╭─ Given records
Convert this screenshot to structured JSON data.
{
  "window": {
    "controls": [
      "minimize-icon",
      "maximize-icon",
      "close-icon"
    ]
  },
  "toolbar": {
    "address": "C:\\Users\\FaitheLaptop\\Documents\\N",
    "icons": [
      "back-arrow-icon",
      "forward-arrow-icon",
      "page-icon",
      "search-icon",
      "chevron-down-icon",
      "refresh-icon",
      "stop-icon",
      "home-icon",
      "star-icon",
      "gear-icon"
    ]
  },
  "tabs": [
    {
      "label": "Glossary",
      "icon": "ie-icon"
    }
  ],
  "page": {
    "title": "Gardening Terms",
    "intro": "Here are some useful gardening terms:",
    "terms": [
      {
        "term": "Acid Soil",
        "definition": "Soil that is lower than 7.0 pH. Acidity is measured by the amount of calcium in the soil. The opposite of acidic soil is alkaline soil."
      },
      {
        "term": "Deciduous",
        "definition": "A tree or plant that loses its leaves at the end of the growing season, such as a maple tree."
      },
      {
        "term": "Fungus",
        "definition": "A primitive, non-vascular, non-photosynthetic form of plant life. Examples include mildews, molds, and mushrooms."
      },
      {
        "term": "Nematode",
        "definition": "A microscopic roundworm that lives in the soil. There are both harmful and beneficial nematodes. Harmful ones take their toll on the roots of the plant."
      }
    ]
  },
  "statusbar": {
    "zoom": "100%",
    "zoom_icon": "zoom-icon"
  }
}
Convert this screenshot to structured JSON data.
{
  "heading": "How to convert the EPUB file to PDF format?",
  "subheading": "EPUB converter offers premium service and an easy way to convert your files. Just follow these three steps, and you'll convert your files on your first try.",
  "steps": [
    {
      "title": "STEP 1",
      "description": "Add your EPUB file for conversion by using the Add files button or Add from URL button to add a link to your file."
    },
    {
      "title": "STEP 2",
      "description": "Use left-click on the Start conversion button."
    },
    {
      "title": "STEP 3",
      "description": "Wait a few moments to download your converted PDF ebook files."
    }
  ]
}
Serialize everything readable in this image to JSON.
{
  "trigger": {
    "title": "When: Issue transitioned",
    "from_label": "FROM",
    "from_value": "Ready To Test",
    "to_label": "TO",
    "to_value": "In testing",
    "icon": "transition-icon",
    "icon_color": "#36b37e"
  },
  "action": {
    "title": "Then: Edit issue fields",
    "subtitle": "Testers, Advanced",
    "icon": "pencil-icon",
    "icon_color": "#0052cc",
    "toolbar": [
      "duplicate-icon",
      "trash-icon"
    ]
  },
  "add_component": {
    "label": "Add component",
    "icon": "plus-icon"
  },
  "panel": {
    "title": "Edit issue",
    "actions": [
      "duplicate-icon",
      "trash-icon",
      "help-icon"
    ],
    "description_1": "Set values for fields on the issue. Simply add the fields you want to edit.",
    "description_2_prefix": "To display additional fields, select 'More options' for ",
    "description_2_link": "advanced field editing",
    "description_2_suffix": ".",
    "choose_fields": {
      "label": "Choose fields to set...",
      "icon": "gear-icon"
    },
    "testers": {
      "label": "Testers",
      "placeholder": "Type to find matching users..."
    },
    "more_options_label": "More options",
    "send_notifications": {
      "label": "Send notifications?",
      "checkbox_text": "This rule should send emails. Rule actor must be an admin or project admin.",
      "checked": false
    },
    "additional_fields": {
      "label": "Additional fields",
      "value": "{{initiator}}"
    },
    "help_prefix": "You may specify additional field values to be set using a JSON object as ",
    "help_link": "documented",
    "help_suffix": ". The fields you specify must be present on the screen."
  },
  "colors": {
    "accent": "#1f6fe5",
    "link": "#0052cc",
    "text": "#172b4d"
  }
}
╰─
● **Work to complete**
Write out the listing once more, matching it exactly.

● **Written solution**
Convert this screenshot to structured JSON data.
{
  "window": {
    "controls": [
      "minimize-icon",
      "maximize-icon",
      "close-icon"
    ]
  },
  "toolbar": {
    "address": "C:\\Users\\FaitheLaptop\\Documents\\N",
    "icons": [
      "back-arrow-icon",
      "forward-arrow-icon",
      "page-icon",
      "search-icon",
      "chevron-down-icon",
      "refresh-icon",
      "stop-icon",
      "home-icon",
      "star-icon",
      "gear-icon"
    ]
  },
  "tabs": [
    {
      "label": "Glossary",
      "icon": "ie-icon"
    }
  ],
  "page": {
    "title": "Gardening Terms",
    "intro": "Here are some useful gardening terms:",
    "terms": [
      {
        "term": "Acid Soil",
        "definition": "Soil that is lower than 7.0 pH. Acidity is measured by the amount of calcium in the soil. The opposite of acidic soil is alkaline soil."
      },
      {
        "term": "Deciduous",
        "definition": "A tree or plant that loses its leaves at the end of the growing season, such as a maple tree."
      },
      {
        "term": "Fungus",
        "definition": "A primitive, non-vascular, non-photosynthetic form of plant life. Examples include mildews, molds, and mushrooms."
      },
      {
        "term": "Nematode",
        "definition": "A microscopic roundworm that lives in the soil. There are both harmful and beneficial nematodes. Harmful ones take their toll on the roots of the plant."
      }
    ]
  },
  "statusbar": {
    "zoom": "100%",
    "zoom_icon": "zoom-icon"
  }
}
Convert this screenshot to structured JSON data.
{
  "heading": "How to convert the EPUB file to PDF format?",
  "subheading": "EPUB converter offers premium service and an easy way to convert your files. Just follow these three steps, and you'll convert your files on your first try.",
  "steps": [
    {
      "title": "STEP 1",
      "description": "Add your EPUB file for conversion by using the Add files button or Add from URL button to add a link to your file."
    },
    {
      "title": "STEP 2",
      "description": "Use left-click on the Start conversion button."
    },
    {
      "title": "STEP 3",
      "description": "Wait a few moments to download your converted PDF ebook files."
    }
  ]
}
Serialize everything readable in this image to JSON.
{
  "trigger": {
    "title": "When: Issue transitioned",
    "from_label": "FROM",
    "from_value": "Ready To Test",
    "to_label": "TO",
    "to_value": "In testing",
    "icon": "transition-icon",
    "icon_color": "#36b37e"
  },
  "action": {
    "title": "Then: Edit issue fields",
    "subtitle": "Testers, Advanced",
    "icon": "pencil-icon",
    "icon_color": "#0052cc",
    "toolbar": [
      "duplicate-icon",
      "trash-icon"
    ]
  },
  "add_component": {
    "label": "Add component",
    "icon": "plus-icon"
  },
  "panel": {
    "title": "Edit issue",
    "actions": [
      "duplicate-icon",
      "trash-icon",
      "help-icon"
    ],
    "description_1": "Set values for fields on the issue. Simply add the fields you want to edit.",
    "description_2_prefix": "To display additional fields, select 'More options' for ",
    "description_2_link": "advanced field editing",
    "description_2_suffix": ".",
    "choose_fields": {
      "label": "Choose fields to set...",
      "icon": "gear-icon"
    },
    "testers": {
      "label": "Testers",
      "placeholder": "Type to find matching users..."
    },
    "more_options_label": "More options",
    "send_notifications": {
      "label": "Send notifications?",
      "checkbox_text": "This rule should send emails. Rule actor must be an admin or project admin.",
      "checked": false
    },
    "additional_fields": {
      "label": "Additional fields",
      "value": "{{initiator}}"
    },
    "help_prefix": "You may specify additional field values to be set using a JSON object as ",
    "help_link": "documented",
    "help_suffix": ". The fields you specify must be present on the screen."
  },
  "colors": {
    "accent": "#1f6fe5",
    "link": "#0052cc",
    "text": "#172b4d"
  }
}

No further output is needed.